What is the number of lines in the entries below that include the word "type"? Provide the number only.

DATA TO PROCESS -
• • • • • • •
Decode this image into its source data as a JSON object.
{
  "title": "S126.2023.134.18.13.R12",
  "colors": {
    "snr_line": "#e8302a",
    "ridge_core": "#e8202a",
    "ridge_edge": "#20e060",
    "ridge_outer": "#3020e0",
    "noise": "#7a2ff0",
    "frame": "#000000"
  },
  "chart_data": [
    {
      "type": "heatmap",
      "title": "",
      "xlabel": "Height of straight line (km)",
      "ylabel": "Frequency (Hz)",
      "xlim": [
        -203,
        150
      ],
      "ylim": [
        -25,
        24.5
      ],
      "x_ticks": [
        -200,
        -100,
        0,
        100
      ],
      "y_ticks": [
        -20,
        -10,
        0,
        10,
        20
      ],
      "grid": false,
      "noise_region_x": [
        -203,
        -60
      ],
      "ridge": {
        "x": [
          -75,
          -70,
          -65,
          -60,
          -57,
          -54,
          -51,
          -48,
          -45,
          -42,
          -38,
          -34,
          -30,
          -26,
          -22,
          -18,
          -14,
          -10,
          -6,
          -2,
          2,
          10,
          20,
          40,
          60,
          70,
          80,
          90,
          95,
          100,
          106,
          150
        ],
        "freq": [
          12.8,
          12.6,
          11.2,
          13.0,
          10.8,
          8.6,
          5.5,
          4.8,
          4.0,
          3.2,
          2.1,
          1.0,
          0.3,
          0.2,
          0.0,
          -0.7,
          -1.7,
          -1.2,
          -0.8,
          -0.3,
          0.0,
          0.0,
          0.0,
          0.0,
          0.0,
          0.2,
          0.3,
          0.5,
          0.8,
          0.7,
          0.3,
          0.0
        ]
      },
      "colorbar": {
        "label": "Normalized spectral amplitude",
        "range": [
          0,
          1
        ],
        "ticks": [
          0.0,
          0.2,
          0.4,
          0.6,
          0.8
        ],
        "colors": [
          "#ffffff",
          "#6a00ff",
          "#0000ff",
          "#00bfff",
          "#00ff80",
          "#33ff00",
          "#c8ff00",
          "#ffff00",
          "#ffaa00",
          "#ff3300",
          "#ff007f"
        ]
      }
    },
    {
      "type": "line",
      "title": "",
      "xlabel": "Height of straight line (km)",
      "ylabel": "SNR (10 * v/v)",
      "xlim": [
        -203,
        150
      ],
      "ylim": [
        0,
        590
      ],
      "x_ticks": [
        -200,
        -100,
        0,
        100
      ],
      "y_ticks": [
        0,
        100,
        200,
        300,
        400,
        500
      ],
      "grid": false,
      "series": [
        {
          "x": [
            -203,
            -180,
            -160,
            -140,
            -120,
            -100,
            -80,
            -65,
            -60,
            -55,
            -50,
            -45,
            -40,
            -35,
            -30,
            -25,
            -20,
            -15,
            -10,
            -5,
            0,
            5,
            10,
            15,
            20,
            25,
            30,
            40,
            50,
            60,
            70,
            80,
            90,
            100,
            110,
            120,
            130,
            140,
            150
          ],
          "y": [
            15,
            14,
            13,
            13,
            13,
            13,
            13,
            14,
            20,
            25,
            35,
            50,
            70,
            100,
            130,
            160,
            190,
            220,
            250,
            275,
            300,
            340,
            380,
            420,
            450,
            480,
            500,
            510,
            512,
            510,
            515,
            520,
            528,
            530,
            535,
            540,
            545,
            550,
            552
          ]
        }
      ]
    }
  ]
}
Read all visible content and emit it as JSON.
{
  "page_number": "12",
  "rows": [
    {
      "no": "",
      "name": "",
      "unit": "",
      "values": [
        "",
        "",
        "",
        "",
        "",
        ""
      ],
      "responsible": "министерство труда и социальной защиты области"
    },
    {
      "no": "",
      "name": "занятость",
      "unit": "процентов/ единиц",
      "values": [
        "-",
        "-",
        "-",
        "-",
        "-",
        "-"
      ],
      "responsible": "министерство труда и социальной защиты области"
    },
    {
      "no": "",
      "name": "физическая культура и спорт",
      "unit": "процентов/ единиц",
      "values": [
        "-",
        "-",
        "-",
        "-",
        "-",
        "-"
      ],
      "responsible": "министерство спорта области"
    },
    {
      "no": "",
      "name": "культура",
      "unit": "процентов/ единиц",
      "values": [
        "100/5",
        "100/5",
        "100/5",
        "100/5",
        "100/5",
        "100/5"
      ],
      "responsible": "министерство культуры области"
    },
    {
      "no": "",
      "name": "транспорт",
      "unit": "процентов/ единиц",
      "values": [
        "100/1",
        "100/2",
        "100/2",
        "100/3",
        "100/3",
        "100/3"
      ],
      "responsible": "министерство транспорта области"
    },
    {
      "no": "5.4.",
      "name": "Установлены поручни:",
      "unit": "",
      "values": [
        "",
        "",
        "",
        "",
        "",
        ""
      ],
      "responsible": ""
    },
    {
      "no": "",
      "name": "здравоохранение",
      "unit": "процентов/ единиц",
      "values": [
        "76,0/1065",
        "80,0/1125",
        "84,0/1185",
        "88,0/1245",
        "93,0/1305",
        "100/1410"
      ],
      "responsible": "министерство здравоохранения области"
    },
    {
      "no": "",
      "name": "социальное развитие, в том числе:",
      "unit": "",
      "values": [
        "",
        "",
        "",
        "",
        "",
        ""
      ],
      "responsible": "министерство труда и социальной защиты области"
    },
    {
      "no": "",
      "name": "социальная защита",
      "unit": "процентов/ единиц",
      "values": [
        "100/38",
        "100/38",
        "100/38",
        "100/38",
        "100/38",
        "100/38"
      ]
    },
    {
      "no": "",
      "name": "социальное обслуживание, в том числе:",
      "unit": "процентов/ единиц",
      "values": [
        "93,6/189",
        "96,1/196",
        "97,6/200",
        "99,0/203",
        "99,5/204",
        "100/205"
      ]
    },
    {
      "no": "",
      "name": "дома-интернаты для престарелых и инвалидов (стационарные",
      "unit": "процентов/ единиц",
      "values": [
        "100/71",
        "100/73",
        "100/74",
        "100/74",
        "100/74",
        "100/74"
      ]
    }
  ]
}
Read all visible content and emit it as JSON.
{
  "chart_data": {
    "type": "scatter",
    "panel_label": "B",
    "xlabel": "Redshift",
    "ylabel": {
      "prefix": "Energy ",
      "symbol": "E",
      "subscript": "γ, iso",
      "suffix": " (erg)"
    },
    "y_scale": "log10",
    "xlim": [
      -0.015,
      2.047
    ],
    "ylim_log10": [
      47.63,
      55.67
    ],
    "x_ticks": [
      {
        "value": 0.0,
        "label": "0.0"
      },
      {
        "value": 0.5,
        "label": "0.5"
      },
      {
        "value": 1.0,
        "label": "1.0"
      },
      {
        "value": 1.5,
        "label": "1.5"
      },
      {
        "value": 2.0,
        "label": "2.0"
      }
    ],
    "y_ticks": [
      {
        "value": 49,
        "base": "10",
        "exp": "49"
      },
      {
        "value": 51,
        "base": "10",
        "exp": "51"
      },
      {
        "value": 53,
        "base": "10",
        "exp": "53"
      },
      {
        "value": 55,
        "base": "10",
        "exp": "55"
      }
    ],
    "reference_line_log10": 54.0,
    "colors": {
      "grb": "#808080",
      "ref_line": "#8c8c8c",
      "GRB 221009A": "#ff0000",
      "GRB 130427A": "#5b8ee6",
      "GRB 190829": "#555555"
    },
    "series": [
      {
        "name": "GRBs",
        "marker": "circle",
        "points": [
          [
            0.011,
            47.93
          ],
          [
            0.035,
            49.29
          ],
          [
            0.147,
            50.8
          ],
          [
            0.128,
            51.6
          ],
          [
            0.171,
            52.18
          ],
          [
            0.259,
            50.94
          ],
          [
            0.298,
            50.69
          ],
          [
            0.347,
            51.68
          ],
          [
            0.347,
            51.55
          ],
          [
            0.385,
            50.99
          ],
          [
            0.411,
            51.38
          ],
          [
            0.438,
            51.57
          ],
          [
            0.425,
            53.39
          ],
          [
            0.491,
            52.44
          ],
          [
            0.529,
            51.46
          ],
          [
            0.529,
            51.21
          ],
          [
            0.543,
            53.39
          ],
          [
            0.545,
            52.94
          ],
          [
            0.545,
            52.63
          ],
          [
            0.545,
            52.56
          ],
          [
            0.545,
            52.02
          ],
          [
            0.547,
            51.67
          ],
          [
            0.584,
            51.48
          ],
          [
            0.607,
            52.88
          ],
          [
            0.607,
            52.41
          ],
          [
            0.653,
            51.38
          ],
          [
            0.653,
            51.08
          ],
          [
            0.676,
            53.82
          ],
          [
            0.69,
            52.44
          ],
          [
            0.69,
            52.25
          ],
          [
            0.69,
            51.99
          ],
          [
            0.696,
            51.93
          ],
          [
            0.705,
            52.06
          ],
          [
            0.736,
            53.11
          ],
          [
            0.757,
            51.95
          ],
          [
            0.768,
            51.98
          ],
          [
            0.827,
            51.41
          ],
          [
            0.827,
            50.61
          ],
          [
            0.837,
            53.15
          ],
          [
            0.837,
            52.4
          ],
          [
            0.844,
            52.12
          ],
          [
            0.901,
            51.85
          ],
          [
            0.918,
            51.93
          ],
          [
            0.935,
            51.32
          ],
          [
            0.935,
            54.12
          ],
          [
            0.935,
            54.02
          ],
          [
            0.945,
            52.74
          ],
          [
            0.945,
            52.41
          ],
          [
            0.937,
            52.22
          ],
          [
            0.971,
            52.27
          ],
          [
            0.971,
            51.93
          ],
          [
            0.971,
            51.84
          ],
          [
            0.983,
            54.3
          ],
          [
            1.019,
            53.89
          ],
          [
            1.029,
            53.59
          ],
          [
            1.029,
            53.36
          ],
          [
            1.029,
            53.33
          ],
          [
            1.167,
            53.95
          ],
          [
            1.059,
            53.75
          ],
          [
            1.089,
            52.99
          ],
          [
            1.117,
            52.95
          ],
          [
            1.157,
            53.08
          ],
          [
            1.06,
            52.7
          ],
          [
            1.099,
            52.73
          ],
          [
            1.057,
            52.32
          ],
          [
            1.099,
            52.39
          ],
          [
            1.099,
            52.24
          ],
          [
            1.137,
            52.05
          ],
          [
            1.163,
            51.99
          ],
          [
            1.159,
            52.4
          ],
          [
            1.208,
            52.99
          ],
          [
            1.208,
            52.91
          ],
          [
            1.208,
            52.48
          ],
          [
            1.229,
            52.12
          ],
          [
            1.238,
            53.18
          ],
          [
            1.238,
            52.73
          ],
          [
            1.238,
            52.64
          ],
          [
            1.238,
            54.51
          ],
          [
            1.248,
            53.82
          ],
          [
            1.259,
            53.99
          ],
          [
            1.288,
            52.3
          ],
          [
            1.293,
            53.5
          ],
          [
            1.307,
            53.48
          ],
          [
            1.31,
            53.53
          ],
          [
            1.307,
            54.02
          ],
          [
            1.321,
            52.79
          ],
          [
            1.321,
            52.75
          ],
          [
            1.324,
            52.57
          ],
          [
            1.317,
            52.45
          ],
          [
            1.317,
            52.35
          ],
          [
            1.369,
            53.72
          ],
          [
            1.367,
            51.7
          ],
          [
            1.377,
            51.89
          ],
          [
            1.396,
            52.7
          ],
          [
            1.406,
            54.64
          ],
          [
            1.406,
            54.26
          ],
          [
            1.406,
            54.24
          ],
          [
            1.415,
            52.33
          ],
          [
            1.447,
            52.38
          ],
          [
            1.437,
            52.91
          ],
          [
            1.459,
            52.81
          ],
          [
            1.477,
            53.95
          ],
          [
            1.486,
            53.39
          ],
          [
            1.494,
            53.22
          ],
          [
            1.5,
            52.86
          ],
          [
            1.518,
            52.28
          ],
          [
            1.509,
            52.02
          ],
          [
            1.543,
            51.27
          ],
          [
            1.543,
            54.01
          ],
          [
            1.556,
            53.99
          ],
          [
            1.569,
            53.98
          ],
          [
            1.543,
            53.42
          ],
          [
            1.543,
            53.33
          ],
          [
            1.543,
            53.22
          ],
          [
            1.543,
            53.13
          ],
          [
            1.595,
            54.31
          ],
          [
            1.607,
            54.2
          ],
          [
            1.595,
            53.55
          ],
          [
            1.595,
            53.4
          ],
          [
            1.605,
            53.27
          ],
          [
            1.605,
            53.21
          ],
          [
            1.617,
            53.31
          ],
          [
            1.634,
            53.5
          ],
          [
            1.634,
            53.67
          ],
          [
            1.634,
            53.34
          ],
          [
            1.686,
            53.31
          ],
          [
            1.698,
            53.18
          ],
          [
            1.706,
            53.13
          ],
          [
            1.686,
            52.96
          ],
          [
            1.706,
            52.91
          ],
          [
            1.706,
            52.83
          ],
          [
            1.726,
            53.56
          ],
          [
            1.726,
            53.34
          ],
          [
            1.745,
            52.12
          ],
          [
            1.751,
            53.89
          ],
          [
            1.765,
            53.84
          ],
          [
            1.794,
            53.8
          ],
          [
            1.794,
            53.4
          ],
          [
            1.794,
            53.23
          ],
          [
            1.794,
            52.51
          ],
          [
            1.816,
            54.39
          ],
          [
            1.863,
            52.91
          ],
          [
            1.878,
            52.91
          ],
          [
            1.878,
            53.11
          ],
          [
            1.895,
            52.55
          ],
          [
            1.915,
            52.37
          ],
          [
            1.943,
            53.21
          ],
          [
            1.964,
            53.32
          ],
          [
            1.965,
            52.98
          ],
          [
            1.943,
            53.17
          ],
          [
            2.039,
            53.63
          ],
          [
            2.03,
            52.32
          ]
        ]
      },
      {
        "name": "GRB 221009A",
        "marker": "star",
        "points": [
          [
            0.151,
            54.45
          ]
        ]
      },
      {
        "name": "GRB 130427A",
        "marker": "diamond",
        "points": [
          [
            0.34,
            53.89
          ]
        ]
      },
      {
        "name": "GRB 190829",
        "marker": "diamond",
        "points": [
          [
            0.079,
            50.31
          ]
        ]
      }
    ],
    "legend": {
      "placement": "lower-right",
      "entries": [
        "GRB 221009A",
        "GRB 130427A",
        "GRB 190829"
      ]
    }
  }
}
• • • • • • •
SOLVED PROBLEM -
3